** Start Recorded information **
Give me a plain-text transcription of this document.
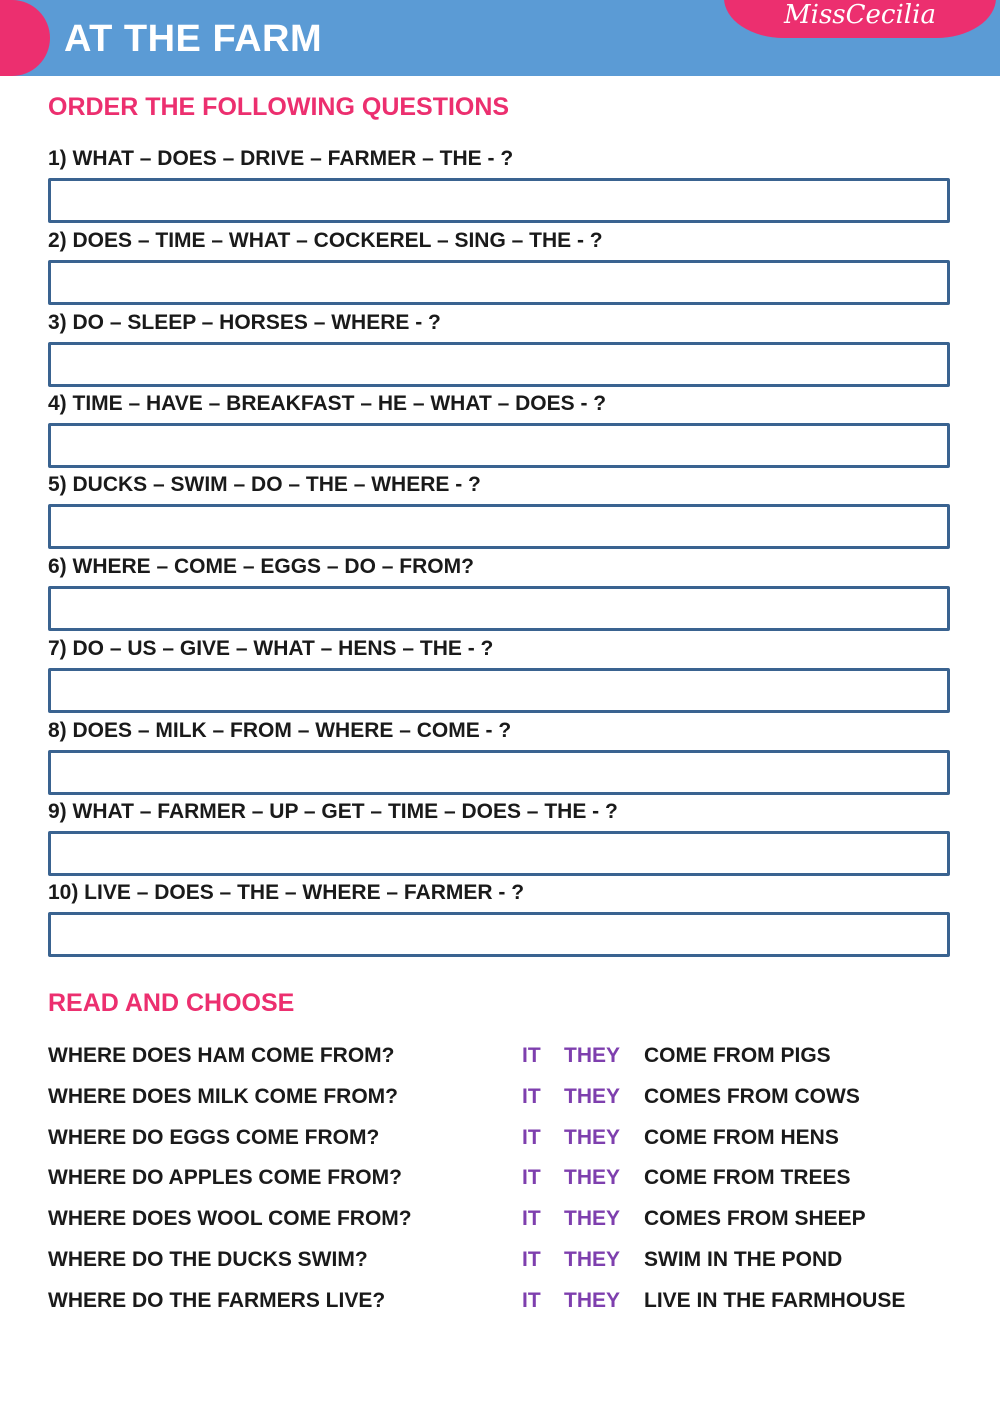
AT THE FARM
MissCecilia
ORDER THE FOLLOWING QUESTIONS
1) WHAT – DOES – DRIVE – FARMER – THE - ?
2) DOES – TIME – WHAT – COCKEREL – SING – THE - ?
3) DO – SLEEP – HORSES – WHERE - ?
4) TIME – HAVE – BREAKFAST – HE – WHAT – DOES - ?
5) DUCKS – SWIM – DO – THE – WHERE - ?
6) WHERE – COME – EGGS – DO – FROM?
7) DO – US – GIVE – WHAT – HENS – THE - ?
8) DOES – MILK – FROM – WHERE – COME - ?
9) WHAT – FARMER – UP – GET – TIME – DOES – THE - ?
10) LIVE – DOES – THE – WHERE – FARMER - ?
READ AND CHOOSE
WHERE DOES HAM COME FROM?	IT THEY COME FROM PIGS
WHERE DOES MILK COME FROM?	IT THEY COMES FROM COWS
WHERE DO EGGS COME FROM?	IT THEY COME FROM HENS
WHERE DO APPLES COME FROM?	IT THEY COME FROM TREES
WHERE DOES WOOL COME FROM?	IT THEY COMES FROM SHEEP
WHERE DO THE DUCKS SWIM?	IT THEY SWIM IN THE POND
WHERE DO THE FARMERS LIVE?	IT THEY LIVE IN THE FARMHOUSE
** End Recorded information **
§ Request
From the listing above, pick out every line containing "THEY".

§ Result for this exercise
WHERE DOES HAM COME FROM?	IT THEY COME FROM PIGS
WHERE DOES MILK COME FROM?	IT THEY COMES FROM COWS
WHERE DO EGGS COME FROM?	IT THEY COME FROM HENS
WHERE DO APPLES COME FROM?	IT THEY COME FROM TREES
WHERE DOES WOOL COME FROM?	IT THEY COMES FROM SHEEP
WHERE DO THE DUCKS SWIM?	IT THEY SWIM IN THE POND
WHERE DO THE FARMERS LIVE?	IT THEY LIVE IN THE FARMHOUSE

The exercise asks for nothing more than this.